▶ [Written exercise]:
Each line should be copied exactly.

▶ [Data listing]:
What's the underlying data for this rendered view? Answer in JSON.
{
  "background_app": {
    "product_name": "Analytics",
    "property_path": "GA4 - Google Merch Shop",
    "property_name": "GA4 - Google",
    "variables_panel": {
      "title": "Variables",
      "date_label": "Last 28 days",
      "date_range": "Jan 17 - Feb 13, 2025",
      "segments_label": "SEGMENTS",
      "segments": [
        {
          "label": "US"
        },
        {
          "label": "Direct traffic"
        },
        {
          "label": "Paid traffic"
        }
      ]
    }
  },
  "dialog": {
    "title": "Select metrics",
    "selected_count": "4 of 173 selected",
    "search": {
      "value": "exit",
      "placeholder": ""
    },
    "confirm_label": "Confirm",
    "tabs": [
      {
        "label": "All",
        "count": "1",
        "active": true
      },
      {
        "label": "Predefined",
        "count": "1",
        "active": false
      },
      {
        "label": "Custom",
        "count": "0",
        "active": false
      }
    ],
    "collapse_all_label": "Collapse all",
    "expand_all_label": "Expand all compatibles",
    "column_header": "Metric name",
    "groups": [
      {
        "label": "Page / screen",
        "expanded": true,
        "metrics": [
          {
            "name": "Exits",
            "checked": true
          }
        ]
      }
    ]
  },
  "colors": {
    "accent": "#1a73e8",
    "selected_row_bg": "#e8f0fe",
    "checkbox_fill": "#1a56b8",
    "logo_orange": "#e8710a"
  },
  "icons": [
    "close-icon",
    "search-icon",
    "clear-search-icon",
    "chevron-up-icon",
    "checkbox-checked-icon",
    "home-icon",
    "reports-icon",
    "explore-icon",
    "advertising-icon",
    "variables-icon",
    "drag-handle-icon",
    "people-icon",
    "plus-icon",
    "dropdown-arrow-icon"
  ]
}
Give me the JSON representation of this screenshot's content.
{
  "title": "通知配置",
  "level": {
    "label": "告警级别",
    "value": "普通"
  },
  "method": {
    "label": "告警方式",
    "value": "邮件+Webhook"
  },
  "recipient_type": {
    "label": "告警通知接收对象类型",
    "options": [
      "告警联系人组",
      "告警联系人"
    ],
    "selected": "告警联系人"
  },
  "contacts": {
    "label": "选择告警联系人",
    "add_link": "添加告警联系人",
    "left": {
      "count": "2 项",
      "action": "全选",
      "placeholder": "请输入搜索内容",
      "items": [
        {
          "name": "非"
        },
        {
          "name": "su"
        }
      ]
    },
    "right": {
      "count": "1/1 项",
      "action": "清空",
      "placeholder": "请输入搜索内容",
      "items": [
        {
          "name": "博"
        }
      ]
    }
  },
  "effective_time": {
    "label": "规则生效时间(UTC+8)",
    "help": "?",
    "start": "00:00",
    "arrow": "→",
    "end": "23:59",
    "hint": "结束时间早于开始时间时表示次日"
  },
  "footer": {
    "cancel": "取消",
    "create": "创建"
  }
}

▶ [Reply]:
What's the underlying data for this rendered view? Answer in JSON.
{
  "background_app": {
    "product_name": "Analytics",
    "property_path": "GA4 - Google Merch Shop",
    "property_name": "GA4 - Google",
    "variables_panel": {
      "title": "Variables",
      "date_label": "Last 28 days",
      "date_range": "Jan 17 - Feb 13, 2025",
      "segments_label": "SEGMENTS",
      "segments": [
        {
          "label": "US"
        },
        {
          "label": "Direct traffic"
        },
        {
          "label": "Paid traffic"
        }
      ]
    }
  },
  "dialog": {
    "title": "Select metrics",
    "selected_count": "4 of 173 selected",
    "search": {
      "value": "exit",
      "placeholder": ""
    },
    "confirm_label": "Confirm",
    "tabs": [
      {
        "label": "All",
        "count": "1",
        "active": true
      },
      {
        "label": "Predefined",
        "count": "1",
        "active": false
      },
      {
        "label": "Custom",
        "count": "0",
        "active": false
      }
    ],
    "collapse_all_label": "Collapse all",
    "expand_all_label": "Expand all compatibles",
    "column_header": "Metric name",
    "groups": [
      {
        "label": "Page / screen",
        "expanded": true,
        "metrics": [
          {
            "name": "Exits",
            "checked": true
          }
        ]
      }
    ]
  },
  "colors": {
    "accent": "#1a73e8",
    "selected_row_bg": "#e8f0fe",
    "checkbox_fill": "#1a56b8",
    "logo_orange": "#e8710a"
  },
  "icons": [
    "close-icon",
    "search-icon",
    "clear-search-icon",
    "chevron-up-icon",
    "checkbox-checked-icon",
    "home-icon",
    "reports-icon",
    "explore-icon",
    "advertising-icon",
    "variables-icon",
    "drag-handle-icon",
    "people-icon",
    "plus-icon",
    "dropdown-arrow-icon"
  ]
}
Give me the JSON representation of this screenshot's content.
{
  "title": "通知配置",
  "level": {
    "label": "告警级别",
    "value": "普通"
  },
  "method": {
    "label": "告警方式",
    "value": "邮件+Webhook"
  },
  "recipient_type": {
    "label": "告警通知接收对象类型",
    "options": [
      "告警联系人组",
      "告警联系人"
    ],
    "selected": "告警联系人"
  },
  "contacts": {
    "label": "选择告警联系人",
    "add_link": "添加告警联系人",
    "left": {
      "count": "2 项",
      "action": "全选",
      "placeholder": "请输入搜索内容",
      "items": [
        {
          "name": "非"
        },
        {
          "name": "su"
        }
      ]
    },
    "right": {
      "count": "1/1 项",
      "action": "清空",
      "placeholder": "请输入搜索内容",
      "items": [
        {
          "name": "博"
        }
      ]
    }
  },
  "effective_time": {
    "label": "规则生效时间(UTC+8)",
    "help": "?",
    "start": "00:00",
    "arrow": "→",
    "end": "23:59",
    "hint": "结束时间早于开始时间时表示次日"
  },
  "footer": {
    "cancel": "取消",
    "create": "创建"
  }
}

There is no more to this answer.